# [Exercise brief]
All of the listing below must be repeated word for word. Pictures are the only thing to omit.

# [The records]
□ □ □ □ □

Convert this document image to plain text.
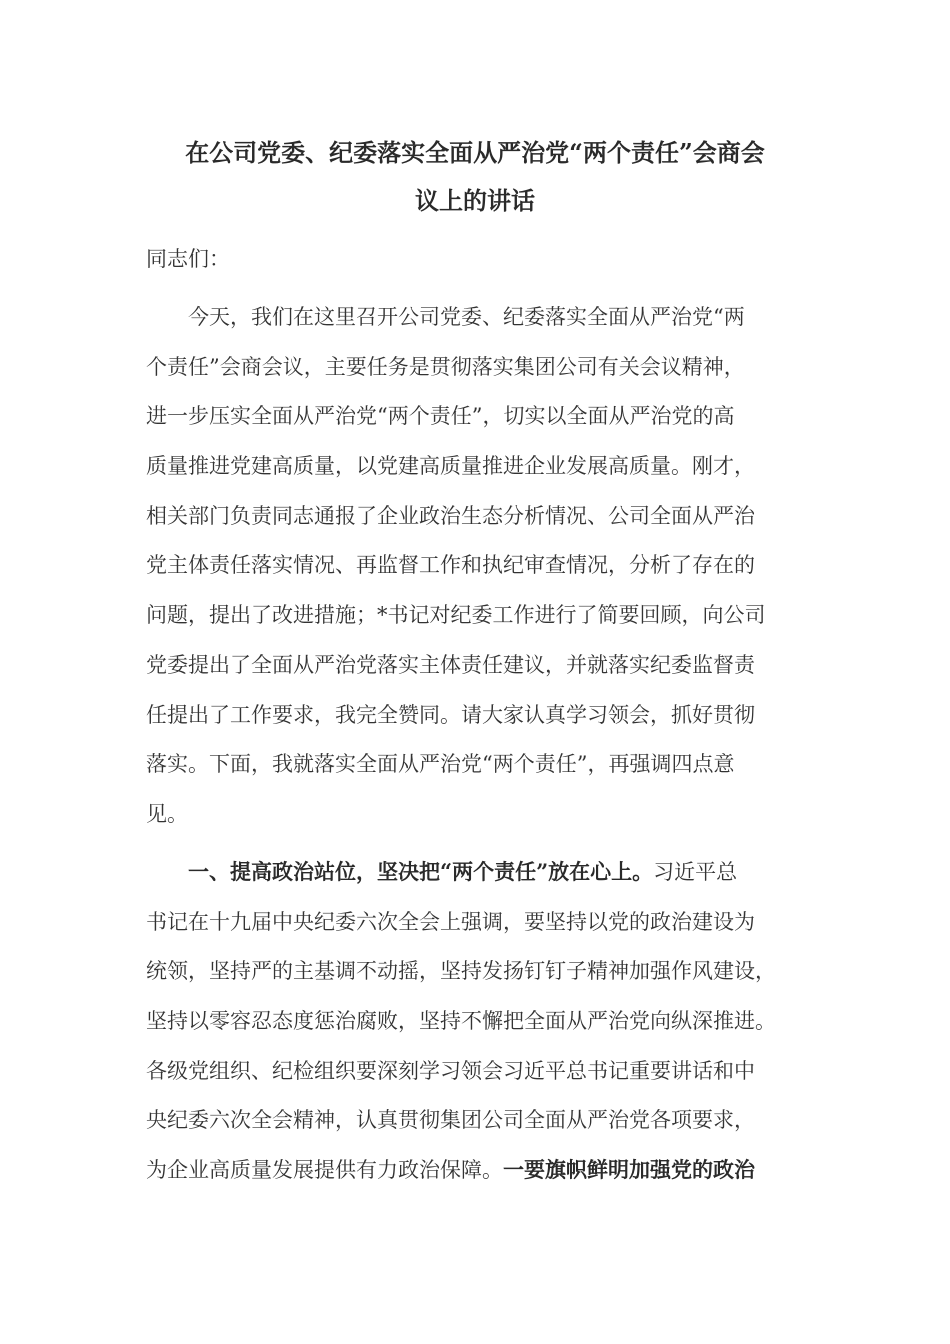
在公司党委、纪委落实全面从严治党“两个责任”会商会
议上的讲话
同志们：
今天，我们在这里召开公司党委、纪委落实全面从严治党“两
个责任”会商会议，主要任务是贯彻落实集团公司有关会议精神，
进一步压实全面从严治党“两个责任”，切实以全面从严治党的高
质量推进党建高质量，以党建高质量推进企业发展高质量。刚才，
相关部门负责同志通报了企业政治生态分析情况、公司全面从严治
党主体责任落实情况、再监督工作和执纪审查情况，分析了存在的
问题，提出了改进措施；*书记对纪委工作进行了简要回顾，向公司
党委提出了全面从严治党落实主体责任建议，并就落实纪委监督责
任提出了工作要求，我完全赞同。请大家认真学习领会，抓好贯彻
落实。下面，我就落实全面从严治党“两个责任”，再强调四点意
见。
一、提高政治站位，坚决把“两个责任”放在心上。习近平总
书记在十九届中央纪委六次全会上强调，要坚持以党的政治建设为
统领，坚持严的主基调不动摇，坚持发扬钉钉子精神加强作风建设，
坚持以零容忍态度惩治腐败，坚持不懈把全面从严治党向纵深推进。
各级党组织、纪检组织要深刻学习领会习近平总书记重要讲话和中
央纪委六次全会精神，认真贯彻集团公司全面从严治党各项要求，
为企业高质量发展提供有力政治保障。一要旗帜鲜明加强党的政治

□ □ □ □ □

# [Answer to this task]
Convert this document image to plain text.
在公司党委、纪委落实全面从严治党“两个责任”会商会
议上的讲话
同志们：
今天，我们在这里召开公司党委、纪委落实全面从严治党“两
个责任”会商会议，主要任务是贯彻落实集团公司有关会议精神，
进一步压实全面从严治党“两个责任”，切实以全面从严治党的高
质量推进党建高质量，以党建高质量推进企业发展高质量。刚才，
相关部门负责同志通报了企业政治生态分析情况、公司全面从严治
党主体责任落实情况、再监督工作和执纪审查情况，分析了存在的
问题，提出了改进措施；*书记对纪委工作进行了简要回顾，向公司
党委提出了全面从严治党落实主体责任建议，并就落实纪委监督责
任提出了工作要求，我完全赞同。请大家认真学习领会，抓好贯彻
落实。下面，我就落实全面从严治党“两个责任”，再强调四点意
见。
一、提高政治站位，坚决把“两个责任”放在心上。习近平总
书记在十九届中央纪委六次全会上强调，要坚持以党的政治建设为
统领，坚持严的主基调不动摇，坚持发扬钉钉子精神加强作风建设，
坚持以零容忍态度惩治腐败，坚持不懈把全面从严治党向纵深推进。
各级党组织、纪检组织要深刻学习领会习近平总书记重要讲话和中
央纪委六次全会精神，认真贯彻集团公司全面从严治党各项要求，
为企业高质量发展提供有力政治保障。一要旗帜鲜明加强党的政治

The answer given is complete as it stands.